=== Goal ===
Format the lines starting with the line containing "sent-stat: 0 Sent: [162, 203, 191, 214]" and going on through the line containing "caret-down-icon: [143, 121, 150, 125]" as a Markdown table with the columns No. and Line, numbering each line and skipping blank ones.

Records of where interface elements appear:
***
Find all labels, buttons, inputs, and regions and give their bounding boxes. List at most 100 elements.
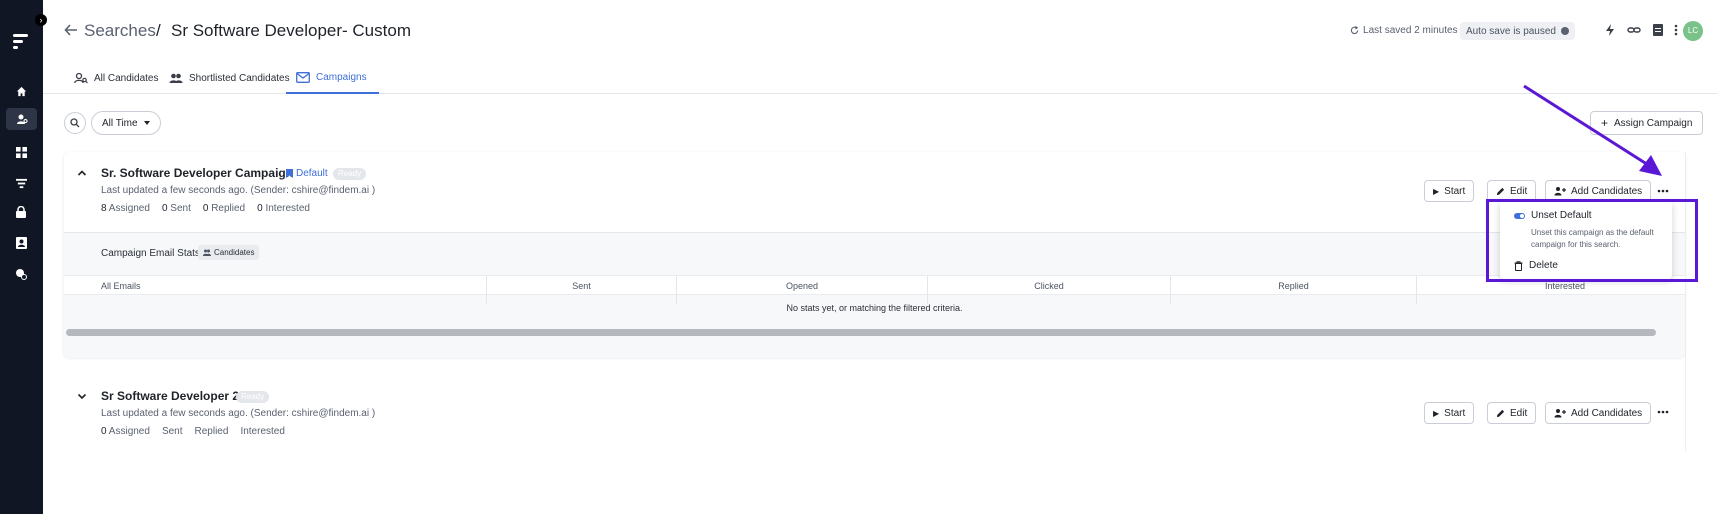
sent-stat: 0 Sent: [162, 203, 191, 214]
add-candidates-button[interactable]: Add Candidates: [1545, 402, 1652, 424]
people-icon: [203, 249, 211, 256]
filter-icon[interactable]: [12, 174, 30, 192]
col-opened: Opened: [785, 281, 819, 291]
annotation-highlight-box: [1486, 199, 1698, 282]
replied-stat: 0 Replied: [203, 203, 245, 214]
start-button[interactable]: ▶ Start: [1424, 180, 1475, 202]
more-vertical-icon[interactable]: [1669, 23, 1683, 37]
app-logo-icon[interactable]: [11, 31, 31, 51]
stats-empty-message: No stats yet, or matching the filtered c…: [786, 303, 963, 313]
assigned-stat[interactable]: 0 Assigned: [101, 426, 150, 437]
dashboard-icon[interactable]: [12, 143, 30, 161]
more-options-button[interactable]: [1655, 183, 1671, 199]
default-tag: Default: [286, 168, 328, 179]
search-people-icon[interactable]: [6, 108, 37, 130]
edit-label: Edit: [1510, 185, 1528, 197]
edit-label: Edit: [1510, 407, 1528, 419]
back-arrow-icon[interactable]: [64, 23, 78, 37]
campaign-email-stats: Campaign Email Stats Candidates All Emai…: [64, 232, 1685, 358]
sent-label: Sent: [170, 203, 191, 214]
col-clicked: Clicked: [1034, 281, 1064, 291]
sidebar: ›: [0, 0, 47, 514]
assigned-count: 0: [101, 426, 107, 437]
caret-down-icon: [143, 121, 150, 125]
campaign-stats-line: 0 Assigned Sent Replied Interested: [101, 426, 285, 437]
col-sent: Sent: [572, 281, 591, 291]
interested-stat: 0 Interested: [257, 203, 310, 214]
search-button[interactable]: [64, 112, 86, 134]
interested-count: 0: [257, 203, 263, 214]
annotation-arrow-icon: [1523, 84, 1662, 176]
autosave-text: Auto save is paused: [1465, 25, 1556, 37]
replied-label: Replied: [194, 426, 229, 437]
person-search-icon: [74, 72, 88, 84]
campaign-stats-line: 8 Assigned 0 Sent 0 Replied 0 Interested: [101, 203, 310, 214]
stats-table-header: All Emails Sent Opened Clicked Replied I…: [64, 275, 1685, 304]
pencil-icon: [1496, 409, 1505, 417]
campaign-updated-text: Last updated a few seconds ago. (Sender:…: [101, 185, 376, 196]
play-icon: ▶: [1433, 186, 1440, 196]
people-icon: [169, 73, 183, 83]
tab-all-candidates-label: All Candidates: [94, 72, 159, 84]
col-replied: Replied: [1278, 281, 1309, 291]
replied-label: Replied: [211, 203, 246, 214]
document-icon[interactable]: [1651, 23, 1665, 37]
horizontal-scrollbar[interactable]: [66, 329, 1656, 336]
mail-icon: [296, 71, 310, 83]
candidates-chip[interactable]: Candidates: [198, 245, 260, 260]
assigned-label: Assigned: [108, 203, 150, 214]
more-options-button[interactable]: [1655, 404, 1671, 420]
assigned-label: Assigned: [108, 426, 150, 437]
contacts-icon[interactable]: [12, 234, 30, 252]
autosave-badge[interactable]: Auto save is paused: [1459, 22, 1575, 40]
add-candidates-label: Add Candidates: [1571, 185, 1643, 197]
lock-icon[interactable]: [12, 203, 30, 221]
start-button[interactable]: ▶ Start: [1424, 402, 1475, 424]
campaign-title[interactable]: Sr Software Developer 2: [101, 389, 239, 403]
play-icon: ▶: [1433, 408, 1440, 418]
tab-campaigns[interactable]: Campaigns: [286, 62, 379, 94]
page-title: Sr Software Developer- Custom: [171, 21, 411, 40]
stats-panel-title: Campaign Email Stats: [101, 248, 200, 259]
campaign-card: Sr. Software Developer Campaign Default …: [64, 152, 1685, 358]
vertical-scroll-track[interactable]: [1685, 152, 1699, 452]
lightning-icon[interactable]: [1603, 23, 1617, 37]
link-icon[interactable]: [1627, 23, 1641, 37]
settings-people-icon[interactable]: [12, 265, 30, 283]
breadcrumb-searches[interactable]: Searches: [84, 21, 156, 41]
pencil-icon: [1496, 187, 1505, 195]
more-horizontal-icon: [1657, 189, 1669, 193]
autosave-pause-icon: [1561, 27, 1569, 35]
tab-shortlisted-candidates[interactable]: Shortlisted Candidates: [169, 62, 290, 94]
default-label: Default: [296, 168, 328, 179]
candidates-chip-label: Candidates: [214, 248, 255, 257]
interested-label: Interested: [265, 203, 310, 214]
chevron-down-icon[interactable]: [76, 390, 88, 402]
tab-shortlisted-label: Shortlisted Candidates: [189, 72, 290, 84]
add-person-icon: [1554, 409, 1566, 418]
add-person-icon: [1554, 187, 1566, 196]
breadcrumb-separator: /: [156, 21, 161, 40]
campaign-title[interactable]: Sr. Software Developer Campaign: [101, 166, 293, 180]
last-saved: Last saved 2 minutes ago: [1350, 25, 1477, 36]
sent-label: Sent: [161, 426, 183, 437]
assigned-count: 8: [101, 203, 107, 214]
add-candidates-label: Add Candidates: [1571, 407, 1643, 419]
avatar[interactable]: LC: [1683, 21, 1703, 41]
start-label: Start: [1444, 407, 1466, 419]
home-icon[interactable]: [12, 82, 30, 100]
chevron-up-icon[interactable]: [76, 167, 88, 179]
start-label: Start: [1444, 185, 1466, 197]
header: Searches / Sr Software Developer- Custom…: [43, 0, 1717, 62]
search-icon: [70, 118, 80, 128]
replied-count: 0: [202, 203, 209, 214]
edit-button[interactable]: Edit: [1487, 402, 1537, 424]
refresh-icon: [1350, 26, 1359, 35]
col-all-emails: All Emails: [101, 281, 141, 291]
bookmark-icon: [286, 169, 293, 178]
time-filter-select[interactable]: All Time: [91, 111, 161, 135]
assigned-stat[interactable]: 8 Assigned: [101, 203, 150, 214]
campaign-updated-text: Last updated a few seconds ago. (Sender:…: [101, 408, 376, 419]
tab-all-candidates[interactable]: All Candidates: [74, 62, 158, 94]
status-badge: Ready: [236, 391, 270, 403]
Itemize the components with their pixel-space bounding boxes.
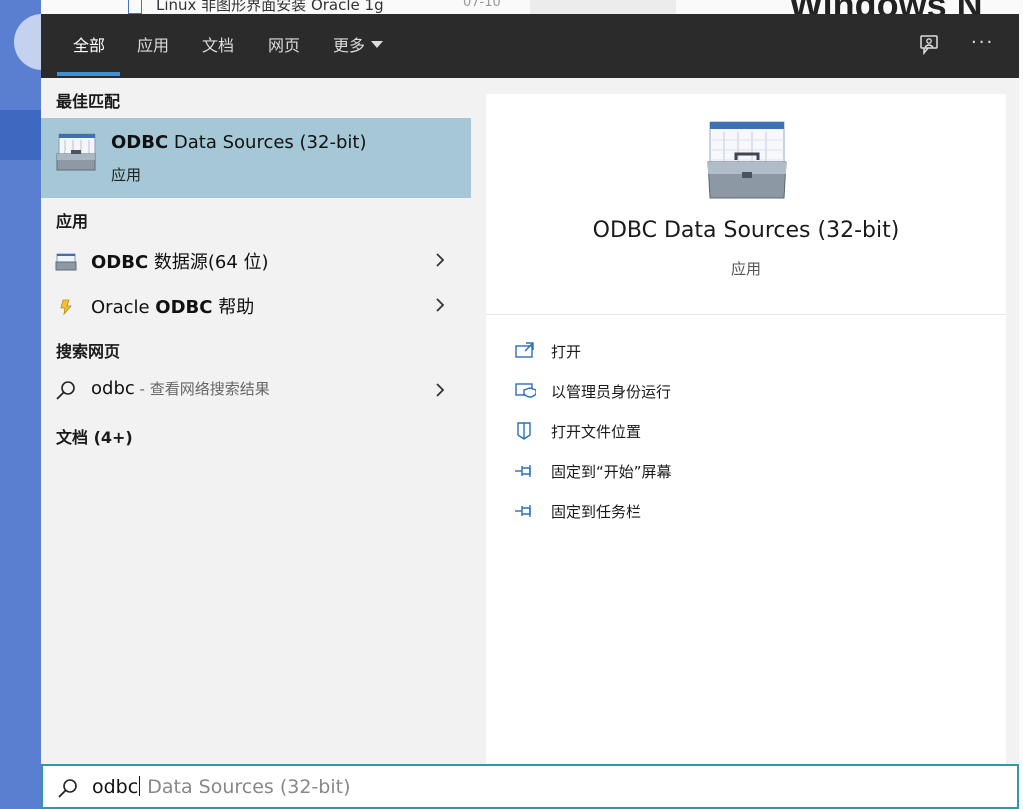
web-search-label: odbc - 查看网络搜索结果 bbox=[91, 378, 270, 399]
more-options-icon[interactable]: ··· bbox=[971, 32, 994, 53]
action-pin-to-taskbar[interactable]: 固定到任务栏 bbox=[514, 497, 974, 525]
web-search-heading: 搜索网页 bbox=[56, 342, 121, 361]
help-file-icon bbox=[60, 299, 72, 316]
app-result-bold: ODBC bbox=[91, 252, 149, 273]
search-autocomplete-hint: Data Sources (32-bit) bbox=[141, 776, 351, 798]
tab-all[interactable]: 全部 bbox=[73, 34, 105, 58]
app-result-odbc-64[interactable]: ODBC 数据源(64 位) bbox=[41, 238, 471, 282]
detail-app-kind: 应用 bbox=[730, 260, 761, 278]
search-panel: 全部 应用 文档 网页 更多 ··· 最佳匹配 ODBC Data Source… bbox=[41, 14, 1019, 809]
filter-tabs-bar: 全部 应用 文档 网页 更多 ··· bbox=[41, 14, 1019, 78]
tab-web[interactable]: 网页 bbox=[268, 34, 300, 58]
web-search-hint: - 查看网络搜索结果 bbox=[134, 380, 270, 398]
background-doc-title: Linux 非图形界面安装 Oracle 1g bbox=[156, 0, 384, 14]
action-pin-to-start-label: 固定到“开始”屏幕 bbox=[551, 463, 672, 481]
action-pin-to-start[interactable]: 固定到“开始”屏幕 bbox=[514, 457, 974, 485]
feedback-icon[interactable] bbox=[918, 34, 940, 56]
apps-heading: 应用 bbox=[56, 212, 89, 231]
chevron-right-icon[interactable] bbox=[435, 252, 445, 268]
tab-documents[interactable]: 文档 bbox=[202, 34, 234, 58]
background-app-header: Linux 非图形界面安装 Oracle 1g 07-10 Windows N bbox=[41, 0, 1023, 14]
chevron-right-icon[interactable] bbox=[435, 382, 445, 398]
documents-heading[interactable]: 文档 (4+) bbox=[56, 424, 133, 448]
app-result-oracle-help-label: Oracle ODBC 帮助 bbox=[91, 293, 254, 319]
active-tab-indicator bbox=[57, 72, 120, 76]
best-match-title-bold: ODBC bbox=[111, 132, 169, 153]
best-match-item[interactable]: ODBC Data Sources (32-bit) 应用 bbox=[41, 118, 471, 198]
app-result-oracle-odbc-help[interactable]: Oracle ODBC 帮助 bbox=[41, 283, 471, 327]
run-as-admin-icon bbox=[515, 383, 536, 398]
tab-more-label: 更多 bbox=[333, 36, 366, 55]
action-open-label: 打开 bbox=[551, 343, 582, 361]
results-list: 最佳匹配 ODBC Data Sources (32-bit) 应用 应用 OD… bbox=[41, 78, 471, 768]
chevron-right-icon[interactable] bbox=[435, 297, 445, 313]
action-pin-to-taskbar-label: 固定到任务栏 bbox=[551, 503, 642, 521]
search-box[interactable]: odbc Data Sources (32-bit) bbox=[41, 764, 1019, 809]
file-location-icon bbox=[517, 422, 531, 440]
best-match-title: ODBC Data Sources (32-bit) bbox=[111, 132, 366, 153]
best-match-subtitle: 应用 bbox=[111, 166, 142, 184]
action-open[interactable]: 打开 bbox=[514, 337, 974, 365]
odbc-64-icon bbox=[55, 253, 77, 271]
tab-more[interactable]: 更多 bbox=[333, 34, 384, 58]
background-doc-date: 07-10 bbox=[463, 0, 501, 10]
pin-start-icon bbox=[515, 465, 531, 477]
tab-apps[interactable]: 应用 bbox=[137, 34, 169, 58]
pin-taskbar-icon bbox=[515, 505, 531, 517]
search-input[interactable]: odbc Data Sources (32-bit) bbox=[92, 776, 351, 798]
odbc-toolbox-icon bbox=[56, 133, 96, 171]
app-result-prefix: Oracle bbox=[91, 297, 156, 318]
action-open-file-location[interactable]: 打开文件位置 bbox=[514, 417, 974, 445]
search-icon bbox=[56, 381, 75, 400]
background-page-title: Windows N bbox=[789, 0, 983, 14]
background-selected-item bbox=[0, 110, 41, 160]
detail-pane: ODBC Data Sources (32-bit) 应用 打开 以管理员身份运… bbox=[486, 94, 1006, 769]
caret-down-icon bbox=[371, 41, 384, 48]
background-gray-block bbox=[530, 0, 676, 14]
app-result-rest: 数据源(64 位) bbox=[148, 252, 269, 273]
open-icon bbox=[515, 342, 534, 358]
web-search-query: odbc bbox=[91, 378, 135, 399]
detail-app-name: ODBC Data Sources (32-bit) bbox=[592, 218, 900, 243]
background-doc-icon bbox=[128, 0, 142, 14]
app-result-bold: ODBC bbox=[155, 297, 213, 318]
odbc-toolbox-icon bbox=[707, 121, 787, 199]
search-typed-text: odbc bbox=[92, 776, 139, 798]
best-match-title-rest: Data Sources (32-bit) bbox=[168, 132, 367, 153]
background-edge bbox=[1019, 14, 1023, 809]
web-search-result[interactable]: odbc - 查看网络搜索结果 bbox=[41, 368, 471, 412]
best-match-heading: 最佳匹配 bbox=[56, 92, 121, 111]
detail-divider bbox=[486, 314, 1006, 315]
action-run-as-admin[interactable]: 以管理员身份运行 bbox=[514, 377, 974, 405]
search-icon bbox=[58, 779, 77, 798]
app-result-odbc-64-label: ODBC 数据源(64 位) bbox=[91, 248, 269, 274]
background-app-sidebar bbox=[0, 0, 70, 809]
app-result-rest: 帮助 bbox=[212, 297, 255, 318]
action-open-file-location-label: 打开文件位置 bbox=[551, 423, 642, 441]
action-run-as-admin-label: 以管理员身份运行 bbox=[551, 383, 672, 401]
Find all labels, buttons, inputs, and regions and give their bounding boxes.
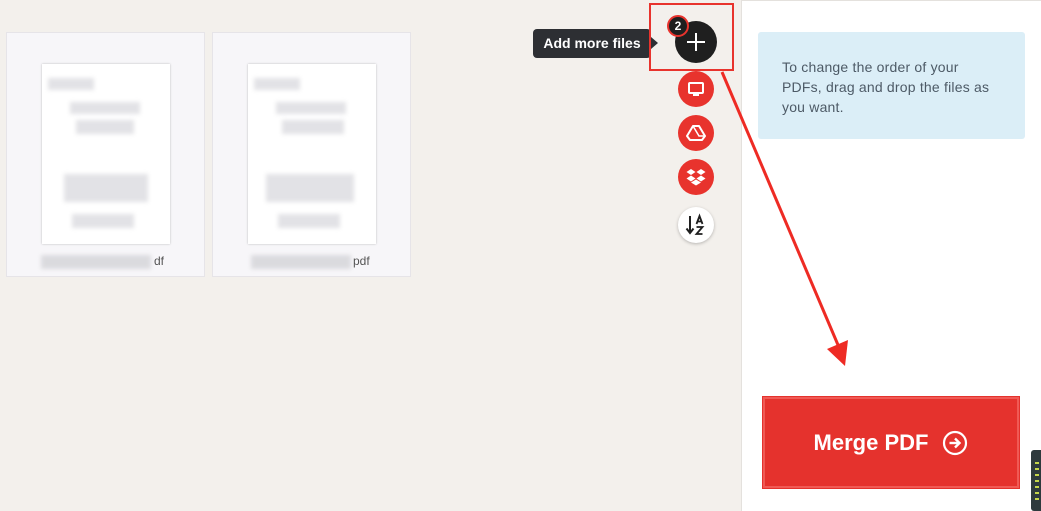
***
=== Solution for this task ===
| No. | Line |
|---|---|
| 1 | sent-stat: 0 Sent: [162, 203, 191, 214] |
| 2 | add-candidates-button[interactable]: Add Candidates: [1545, 402, 1652, 424] |
| 3 | people-icon: [203, 249, 211, 256] |
| 4 | filter-icon[interactable]: [12, 174, 30, 192] |
| 5 | col-opened: Opened: [785, 281, 819, 291] |
| 6 | annotation-highlight-box: [1486, 199, 1698, 282] |
| 7 | replied-stat: 0 Replied: [203, 203, 245, 214] |
| 8 | start-button[interactable]: ▶ Start: [1424, 180, 1475, 202] |
| 9 | more-vertical-icon[interactable]: [1669, 23, 1683, 37] |
| 10 | app-logo-icon[interactable]: [11, 31, 31, 51] |
| 11 | stats-empty-message: No stats yet, or matching the filtered c…: [786, 303, 963, 313] |
| 12 | assigned-stat[interactable]: 0 Assigned: [101, 426, 150, 437] |
| 13 | dashboard-icon[interactable]: [12, 143, 30, 161] |
| 14 | more-options-button[interactable]: [1655, 183, 1671, 199] |
| 15 | default-tag: Default: [286, 168, 328, 179] |
| 16 | search-people-icon[interactable]: [6, 108, 37, 130] |
| 17 | edit-label: Edit: [1510, 185, 1528, 197] |
| 18 | edit-label: Edit: [1510, 407, 1528, 419] |
| 19 | back-arrow-icon[interactable]: [64, 23, 78, 37] |
| 20 | campaign-email-stats: Campaign Email Stats Candidates All Emai…: [64, 232, 1685, 358] |
| 21 | sent-label: Sent: [170, 203, 191, 214] |
| 22 | col-clicked: Clicked: [1034, 281, 1064, 291] |
| 23 | sidebar: ›: [0, 0, 47, 514] |
| 24 | assigned-count: 0: [101, 426, 107, 437] |
| 25 | caret-down-icon: [143, 121, 150, 125] |